Written exercise
Render the items as a Markdown table with two columns, Row for the line number and Text for the line, leaving out blank lines. Start at the first line of the items and stop after the line that contains "graph1-tick-right: 5 [150,196,155,206]".

Given entries
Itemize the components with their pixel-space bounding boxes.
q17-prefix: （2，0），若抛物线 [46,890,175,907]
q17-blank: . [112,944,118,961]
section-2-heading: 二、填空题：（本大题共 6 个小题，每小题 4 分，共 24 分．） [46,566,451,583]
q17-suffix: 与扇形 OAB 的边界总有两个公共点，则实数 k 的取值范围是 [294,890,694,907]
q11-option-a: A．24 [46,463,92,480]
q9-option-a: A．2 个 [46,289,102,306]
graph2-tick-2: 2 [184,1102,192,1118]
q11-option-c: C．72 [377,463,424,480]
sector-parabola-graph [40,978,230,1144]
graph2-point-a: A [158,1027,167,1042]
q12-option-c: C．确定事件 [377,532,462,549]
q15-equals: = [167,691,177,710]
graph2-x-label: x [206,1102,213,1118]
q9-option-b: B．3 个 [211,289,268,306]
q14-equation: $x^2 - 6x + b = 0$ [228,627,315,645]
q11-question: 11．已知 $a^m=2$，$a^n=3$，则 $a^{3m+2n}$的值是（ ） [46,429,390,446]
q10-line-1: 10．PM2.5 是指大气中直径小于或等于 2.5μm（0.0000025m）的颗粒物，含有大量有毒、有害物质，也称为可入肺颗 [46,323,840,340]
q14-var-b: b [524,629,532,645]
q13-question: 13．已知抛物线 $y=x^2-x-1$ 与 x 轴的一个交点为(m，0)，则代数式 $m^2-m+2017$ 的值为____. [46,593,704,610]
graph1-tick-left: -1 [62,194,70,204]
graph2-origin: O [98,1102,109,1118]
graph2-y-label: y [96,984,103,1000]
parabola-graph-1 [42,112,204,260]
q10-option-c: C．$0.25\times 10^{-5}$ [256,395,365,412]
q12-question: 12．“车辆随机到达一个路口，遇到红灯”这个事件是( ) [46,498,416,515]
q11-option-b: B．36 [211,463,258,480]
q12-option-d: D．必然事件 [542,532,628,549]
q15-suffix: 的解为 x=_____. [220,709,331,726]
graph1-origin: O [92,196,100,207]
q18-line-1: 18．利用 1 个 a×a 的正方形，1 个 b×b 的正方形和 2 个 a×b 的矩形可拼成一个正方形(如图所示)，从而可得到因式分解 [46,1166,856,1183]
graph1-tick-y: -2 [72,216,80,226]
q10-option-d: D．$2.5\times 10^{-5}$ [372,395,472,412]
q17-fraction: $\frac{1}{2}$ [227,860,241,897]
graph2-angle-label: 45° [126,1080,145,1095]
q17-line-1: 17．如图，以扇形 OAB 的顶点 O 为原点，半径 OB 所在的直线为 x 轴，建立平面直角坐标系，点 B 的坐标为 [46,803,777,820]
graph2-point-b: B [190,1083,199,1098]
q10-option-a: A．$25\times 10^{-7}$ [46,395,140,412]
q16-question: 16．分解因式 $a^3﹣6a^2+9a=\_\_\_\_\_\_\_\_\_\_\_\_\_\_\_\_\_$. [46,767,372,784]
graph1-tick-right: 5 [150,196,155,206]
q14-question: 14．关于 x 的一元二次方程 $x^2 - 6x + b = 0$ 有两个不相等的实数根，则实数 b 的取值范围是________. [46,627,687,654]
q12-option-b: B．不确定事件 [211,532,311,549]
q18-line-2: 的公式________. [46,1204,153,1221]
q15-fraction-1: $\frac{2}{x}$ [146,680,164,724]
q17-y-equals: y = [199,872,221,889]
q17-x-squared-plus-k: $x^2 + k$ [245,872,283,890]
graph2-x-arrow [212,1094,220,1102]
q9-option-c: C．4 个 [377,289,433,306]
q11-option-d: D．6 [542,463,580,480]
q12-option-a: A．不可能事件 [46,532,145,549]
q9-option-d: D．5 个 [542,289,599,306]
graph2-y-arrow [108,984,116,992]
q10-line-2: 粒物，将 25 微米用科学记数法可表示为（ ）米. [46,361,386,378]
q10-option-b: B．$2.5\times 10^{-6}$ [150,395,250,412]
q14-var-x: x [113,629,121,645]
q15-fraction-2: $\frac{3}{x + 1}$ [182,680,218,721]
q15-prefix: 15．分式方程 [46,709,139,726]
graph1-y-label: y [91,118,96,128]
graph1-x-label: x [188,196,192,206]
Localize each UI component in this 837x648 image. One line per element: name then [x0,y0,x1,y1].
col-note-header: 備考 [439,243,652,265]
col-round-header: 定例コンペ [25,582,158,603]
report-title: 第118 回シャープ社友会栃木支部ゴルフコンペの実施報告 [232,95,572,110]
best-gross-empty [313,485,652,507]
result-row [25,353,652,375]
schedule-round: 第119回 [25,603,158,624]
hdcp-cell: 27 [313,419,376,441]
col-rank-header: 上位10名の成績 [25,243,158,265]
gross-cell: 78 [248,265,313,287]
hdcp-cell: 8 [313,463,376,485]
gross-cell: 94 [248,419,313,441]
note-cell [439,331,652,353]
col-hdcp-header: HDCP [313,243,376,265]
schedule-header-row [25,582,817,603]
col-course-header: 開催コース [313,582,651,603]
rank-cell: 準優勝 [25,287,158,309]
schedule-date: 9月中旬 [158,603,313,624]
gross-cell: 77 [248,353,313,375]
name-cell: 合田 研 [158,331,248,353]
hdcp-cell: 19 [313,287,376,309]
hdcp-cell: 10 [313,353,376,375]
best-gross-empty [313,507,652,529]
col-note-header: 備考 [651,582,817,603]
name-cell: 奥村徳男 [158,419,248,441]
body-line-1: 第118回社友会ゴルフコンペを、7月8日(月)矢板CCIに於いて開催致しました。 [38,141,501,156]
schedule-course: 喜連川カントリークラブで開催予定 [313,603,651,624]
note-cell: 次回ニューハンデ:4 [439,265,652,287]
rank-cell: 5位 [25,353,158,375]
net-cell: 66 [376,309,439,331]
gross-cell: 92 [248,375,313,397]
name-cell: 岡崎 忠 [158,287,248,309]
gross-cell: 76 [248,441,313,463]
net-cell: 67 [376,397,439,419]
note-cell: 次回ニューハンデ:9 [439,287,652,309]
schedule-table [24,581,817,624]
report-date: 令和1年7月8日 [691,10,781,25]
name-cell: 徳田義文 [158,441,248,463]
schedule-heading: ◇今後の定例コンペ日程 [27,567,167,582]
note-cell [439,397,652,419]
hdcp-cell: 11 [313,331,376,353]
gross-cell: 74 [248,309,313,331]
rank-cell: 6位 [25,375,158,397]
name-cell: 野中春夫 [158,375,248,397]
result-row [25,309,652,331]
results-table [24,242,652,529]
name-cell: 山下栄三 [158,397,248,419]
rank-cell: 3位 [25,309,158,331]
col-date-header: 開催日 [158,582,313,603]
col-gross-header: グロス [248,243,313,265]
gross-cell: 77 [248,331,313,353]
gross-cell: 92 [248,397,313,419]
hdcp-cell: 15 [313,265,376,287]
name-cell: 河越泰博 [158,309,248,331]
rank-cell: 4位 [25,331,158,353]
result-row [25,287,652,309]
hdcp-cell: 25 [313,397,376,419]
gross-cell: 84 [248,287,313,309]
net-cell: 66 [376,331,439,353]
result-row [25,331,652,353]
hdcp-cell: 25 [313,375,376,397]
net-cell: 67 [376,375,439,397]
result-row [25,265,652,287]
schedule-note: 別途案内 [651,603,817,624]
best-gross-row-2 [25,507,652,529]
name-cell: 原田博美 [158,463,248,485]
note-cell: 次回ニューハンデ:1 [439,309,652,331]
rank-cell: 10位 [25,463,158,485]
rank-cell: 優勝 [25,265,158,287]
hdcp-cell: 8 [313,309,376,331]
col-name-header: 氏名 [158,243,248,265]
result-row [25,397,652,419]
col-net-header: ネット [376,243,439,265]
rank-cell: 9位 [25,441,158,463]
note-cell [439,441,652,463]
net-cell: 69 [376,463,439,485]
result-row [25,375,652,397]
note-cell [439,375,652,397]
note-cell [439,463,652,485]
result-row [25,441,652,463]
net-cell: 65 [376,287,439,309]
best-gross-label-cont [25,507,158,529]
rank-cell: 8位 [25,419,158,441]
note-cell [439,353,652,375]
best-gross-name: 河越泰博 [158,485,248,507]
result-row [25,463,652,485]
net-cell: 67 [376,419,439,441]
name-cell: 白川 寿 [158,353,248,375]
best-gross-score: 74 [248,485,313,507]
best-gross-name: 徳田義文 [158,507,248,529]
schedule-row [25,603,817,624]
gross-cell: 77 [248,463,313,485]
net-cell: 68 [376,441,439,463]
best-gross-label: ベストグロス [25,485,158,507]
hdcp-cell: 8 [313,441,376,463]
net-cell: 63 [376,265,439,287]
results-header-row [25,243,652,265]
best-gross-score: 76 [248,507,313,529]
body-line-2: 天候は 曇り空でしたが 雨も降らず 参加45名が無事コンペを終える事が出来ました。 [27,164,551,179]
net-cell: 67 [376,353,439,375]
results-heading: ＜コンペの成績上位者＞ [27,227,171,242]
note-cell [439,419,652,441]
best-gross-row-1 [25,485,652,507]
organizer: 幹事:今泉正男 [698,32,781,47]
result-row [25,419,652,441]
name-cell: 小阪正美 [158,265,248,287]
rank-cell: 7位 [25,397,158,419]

Answer in full
| Row | Text |
|---|---|
| 1 | Itemize the components with their pixel-space bounding boxes. |
| 2 | q17-prefix: （2，0），若抛物线 [46,890,175,907] |
| 3 | q17-blank: . [112,944,118,961] |
| 4 | section-2-heading: 二、填空题：（本大题共 6 个小题，每小题 4 分，共 24 分．） [46,566,451,583] |
| 5 | q17-suffix: 与扇形 OAB 的边界总有两个公共点，则实数 k 的取值范围是 [294,890,694,907] |
| 6 | q11-option-a: A．24 [46,463,92,480] |
| 7 | q9-option-a: A．2 个 [46,289,102,306] |
| 8 | graph2-tick-2: 2 [184,1102,192,1118] |
| 9 | q11-option-c: C．72 [377,463,424,480] |
| 10 | sector-parabola-graph [40,978,230,1144] |
| 11 | graph2-point-a: A [158,1027,167,1042] |
| 12 | q12-option-c: C．确定事件 [377,532,462,549] |
| 13 | q15-equals: = [167,691,177,710] |
| 14 | graph2-x-label: x [206,1102,213,1118] |
| 15 | q9-option-b: B．3 个 [211,289,268,306] |
| 16 | q14-equation: $x^2 - 6x + b = 0$ [228,627,315,645] |
| 17 | q11-question: 11．已知 $a^m=2$，$a^n=3$，则 $a^{3m+2n}$的值是（ ） [46,429,390,446] |
| 18 | q10-line-1: 10．PM2.5 是指大气中直径小于或等于 2.5μm（0.0000025m）的颗粒物，含有大量有毒、有害物质，也称为可入肺颗 [46,323,840,340] |
| 19 | q14-var-b: b [524,629,532,645] |
| 20 | q13-question: 13．已知抛物线 $y=x^2-x-1$ 与 x 轴的一个交点为(m，0)，则代数式 $m^2-m+2017$ 的值为____. [46,593,704,610] |
| 21 | graph1-tick-left: -1 [62,194,70,204] |
| 22 | graph2-origin: O [98,1102,109,1118] |
| 23 | graph2-y-label: y [96,984,103,1000] |
| 24 | parabola-graph-1 [42,112,204,260] |
| 25 | q10-option-c: C．$0.25\times 10^{-5}$ [256,395,365,412] |
| 26 | q12-question: 12．“车辆随机到达一个路口，遇到红灯”这个事件是( ) [46,498,416,515] |
| 27 | q11-option-b: B．36 [211,463,258,480] |
| 28 | q12-option-d: D．必然事件 [542,532,628,549] |
| 29 | q15-suffix: 的解为 x=_____. [220,709,331,726] |
| 30 | graph1-origin: O [92,196,100,207] |
| 31 | q18-line-1: 18．利用 1 个 a×a 的正方形，1 个 b×b 的正方形和 2 个 a×b 的矩形可拼成一个正方形(如图所示)，从而可得到因式分解 [46,1166,856,1183] |
| 32 | graph1-tick-y: -2 [72,216,80,226] |
| 33 | q10-option-d: D．$2.5\times 10^{-5}$ [372,395,472,412] |
| 34 | q17-fraction: $\frac{1}{2}$ [227,860,241,897] |
| 35 | graph2-angle-label: 45° [126,1080,145,1095] |
| 36 | q17-line-1: 17．如图，以扇形 OAB 的顶点 O 为原点，半径 OB 所在的直线为 x 轴，建立平面直角坐标系，点 B 的坐标为 [46,803,777,820] |
| 37 | graph2-point-b: B [190,1083,199,1098] |
| 38 | q10-option-a: A．$25\times 10^{-7}$ [46,395,140,412] |
| 39 | q16-question: 16．分解因式 $a^3﹣6a^2+9a=\_\_\_\_\_\_\_\_\_\_\_\_\_\_\_\_\_$. [46,767,372,784] |
| 40 | graph1-tick-right: 5 [150,196,155,206] |